* TASK OBJECTIVE
For the data that follows, report how many lines contain the word "нужд", and nothing else.

* SOURCE RECORDS
[start]

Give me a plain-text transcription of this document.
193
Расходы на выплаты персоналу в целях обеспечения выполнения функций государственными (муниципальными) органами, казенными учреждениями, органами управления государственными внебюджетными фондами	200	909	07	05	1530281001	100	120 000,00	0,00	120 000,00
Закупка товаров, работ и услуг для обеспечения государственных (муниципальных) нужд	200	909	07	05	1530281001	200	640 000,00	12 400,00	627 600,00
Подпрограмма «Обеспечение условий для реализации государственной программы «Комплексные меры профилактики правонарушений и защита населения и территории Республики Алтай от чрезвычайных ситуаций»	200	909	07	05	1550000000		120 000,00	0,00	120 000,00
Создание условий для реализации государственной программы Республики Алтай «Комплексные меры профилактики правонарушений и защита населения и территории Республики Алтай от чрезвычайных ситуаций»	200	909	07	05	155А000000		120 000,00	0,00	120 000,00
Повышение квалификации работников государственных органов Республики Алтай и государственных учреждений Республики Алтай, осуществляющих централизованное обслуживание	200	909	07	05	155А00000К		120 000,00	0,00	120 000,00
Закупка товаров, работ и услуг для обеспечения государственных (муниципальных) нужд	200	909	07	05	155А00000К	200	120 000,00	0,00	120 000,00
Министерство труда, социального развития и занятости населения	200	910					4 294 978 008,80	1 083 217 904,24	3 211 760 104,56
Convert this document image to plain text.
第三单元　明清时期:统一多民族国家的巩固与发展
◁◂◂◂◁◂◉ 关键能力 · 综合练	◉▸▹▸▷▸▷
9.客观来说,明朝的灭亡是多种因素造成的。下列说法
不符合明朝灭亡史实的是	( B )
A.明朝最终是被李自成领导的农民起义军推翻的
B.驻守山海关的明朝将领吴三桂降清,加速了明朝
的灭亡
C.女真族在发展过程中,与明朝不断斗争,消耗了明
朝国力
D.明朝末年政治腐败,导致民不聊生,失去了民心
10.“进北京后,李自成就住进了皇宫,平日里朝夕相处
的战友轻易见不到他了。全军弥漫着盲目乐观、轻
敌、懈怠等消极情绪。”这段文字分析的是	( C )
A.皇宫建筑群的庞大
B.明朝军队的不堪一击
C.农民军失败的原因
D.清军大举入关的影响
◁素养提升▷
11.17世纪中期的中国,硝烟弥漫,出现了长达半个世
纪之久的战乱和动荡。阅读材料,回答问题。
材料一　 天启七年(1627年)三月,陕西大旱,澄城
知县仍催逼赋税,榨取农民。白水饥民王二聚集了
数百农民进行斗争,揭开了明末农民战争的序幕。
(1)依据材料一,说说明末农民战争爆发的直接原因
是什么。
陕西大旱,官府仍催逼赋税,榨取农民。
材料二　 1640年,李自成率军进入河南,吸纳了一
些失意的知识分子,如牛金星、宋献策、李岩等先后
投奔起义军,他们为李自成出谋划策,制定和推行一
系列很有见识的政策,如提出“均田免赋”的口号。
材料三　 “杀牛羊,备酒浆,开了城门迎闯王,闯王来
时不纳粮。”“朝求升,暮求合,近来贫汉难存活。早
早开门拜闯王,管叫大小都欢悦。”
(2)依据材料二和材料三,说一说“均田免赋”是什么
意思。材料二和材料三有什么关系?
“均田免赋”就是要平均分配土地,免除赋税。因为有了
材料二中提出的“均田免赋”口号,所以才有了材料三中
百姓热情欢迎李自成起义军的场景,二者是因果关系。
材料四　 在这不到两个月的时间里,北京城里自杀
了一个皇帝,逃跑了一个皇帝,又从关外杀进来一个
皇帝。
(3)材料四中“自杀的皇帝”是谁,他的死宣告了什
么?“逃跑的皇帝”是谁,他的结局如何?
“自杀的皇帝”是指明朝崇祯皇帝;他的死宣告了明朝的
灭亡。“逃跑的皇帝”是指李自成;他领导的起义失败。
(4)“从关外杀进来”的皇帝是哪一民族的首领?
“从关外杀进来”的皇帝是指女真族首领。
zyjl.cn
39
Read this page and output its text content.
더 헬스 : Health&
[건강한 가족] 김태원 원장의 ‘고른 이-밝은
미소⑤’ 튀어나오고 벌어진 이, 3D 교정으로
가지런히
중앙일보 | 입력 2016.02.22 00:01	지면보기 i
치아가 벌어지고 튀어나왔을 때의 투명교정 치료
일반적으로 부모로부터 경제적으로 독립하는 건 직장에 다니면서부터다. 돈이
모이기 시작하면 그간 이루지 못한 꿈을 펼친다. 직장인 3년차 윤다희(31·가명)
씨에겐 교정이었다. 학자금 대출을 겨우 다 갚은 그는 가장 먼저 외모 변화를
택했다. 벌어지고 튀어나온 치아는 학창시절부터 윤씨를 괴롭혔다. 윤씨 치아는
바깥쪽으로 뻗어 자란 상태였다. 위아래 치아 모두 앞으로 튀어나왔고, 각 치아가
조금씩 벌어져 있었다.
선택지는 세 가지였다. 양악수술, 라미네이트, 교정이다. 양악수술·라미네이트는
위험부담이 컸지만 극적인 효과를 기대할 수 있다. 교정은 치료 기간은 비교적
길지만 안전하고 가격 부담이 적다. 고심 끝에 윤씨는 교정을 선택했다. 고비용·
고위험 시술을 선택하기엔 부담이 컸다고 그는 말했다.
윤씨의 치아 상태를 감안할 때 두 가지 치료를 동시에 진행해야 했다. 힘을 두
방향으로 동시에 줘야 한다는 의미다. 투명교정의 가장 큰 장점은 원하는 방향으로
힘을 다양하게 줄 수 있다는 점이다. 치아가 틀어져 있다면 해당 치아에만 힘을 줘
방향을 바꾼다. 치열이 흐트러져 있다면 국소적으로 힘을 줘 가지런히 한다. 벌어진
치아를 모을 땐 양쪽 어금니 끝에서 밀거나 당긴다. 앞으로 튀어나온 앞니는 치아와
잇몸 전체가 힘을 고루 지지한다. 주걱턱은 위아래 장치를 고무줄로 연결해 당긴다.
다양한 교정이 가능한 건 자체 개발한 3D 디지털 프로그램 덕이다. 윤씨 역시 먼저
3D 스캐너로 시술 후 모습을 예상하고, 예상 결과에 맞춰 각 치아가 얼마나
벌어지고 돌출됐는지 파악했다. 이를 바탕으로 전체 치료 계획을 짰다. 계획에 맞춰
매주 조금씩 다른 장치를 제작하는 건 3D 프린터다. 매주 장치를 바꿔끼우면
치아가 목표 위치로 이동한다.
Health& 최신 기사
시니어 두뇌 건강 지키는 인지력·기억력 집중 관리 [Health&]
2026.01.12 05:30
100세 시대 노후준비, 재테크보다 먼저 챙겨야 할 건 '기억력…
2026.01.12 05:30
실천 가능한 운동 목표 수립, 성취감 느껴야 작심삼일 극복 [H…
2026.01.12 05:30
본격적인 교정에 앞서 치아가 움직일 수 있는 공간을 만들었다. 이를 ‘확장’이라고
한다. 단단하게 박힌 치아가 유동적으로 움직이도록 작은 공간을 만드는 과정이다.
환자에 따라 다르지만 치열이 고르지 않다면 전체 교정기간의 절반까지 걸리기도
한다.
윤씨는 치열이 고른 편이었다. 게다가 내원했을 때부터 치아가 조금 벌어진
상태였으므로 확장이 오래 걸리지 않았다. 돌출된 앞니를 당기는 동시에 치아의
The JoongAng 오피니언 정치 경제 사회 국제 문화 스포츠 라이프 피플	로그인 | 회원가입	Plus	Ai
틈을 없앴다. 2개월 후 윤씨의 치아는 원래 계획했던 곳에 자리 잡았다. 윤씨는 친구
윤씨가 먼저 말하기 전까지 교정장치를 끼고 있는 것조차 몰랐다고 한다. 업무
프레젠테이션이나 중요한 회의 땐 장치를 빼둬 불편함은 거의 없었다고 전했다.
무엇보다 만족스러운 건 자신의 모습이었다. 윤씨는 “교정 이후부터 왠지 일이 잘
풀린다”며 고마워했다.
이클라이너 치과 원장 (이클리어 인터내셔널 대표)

[end]

* EXERCISE RESPONSE
2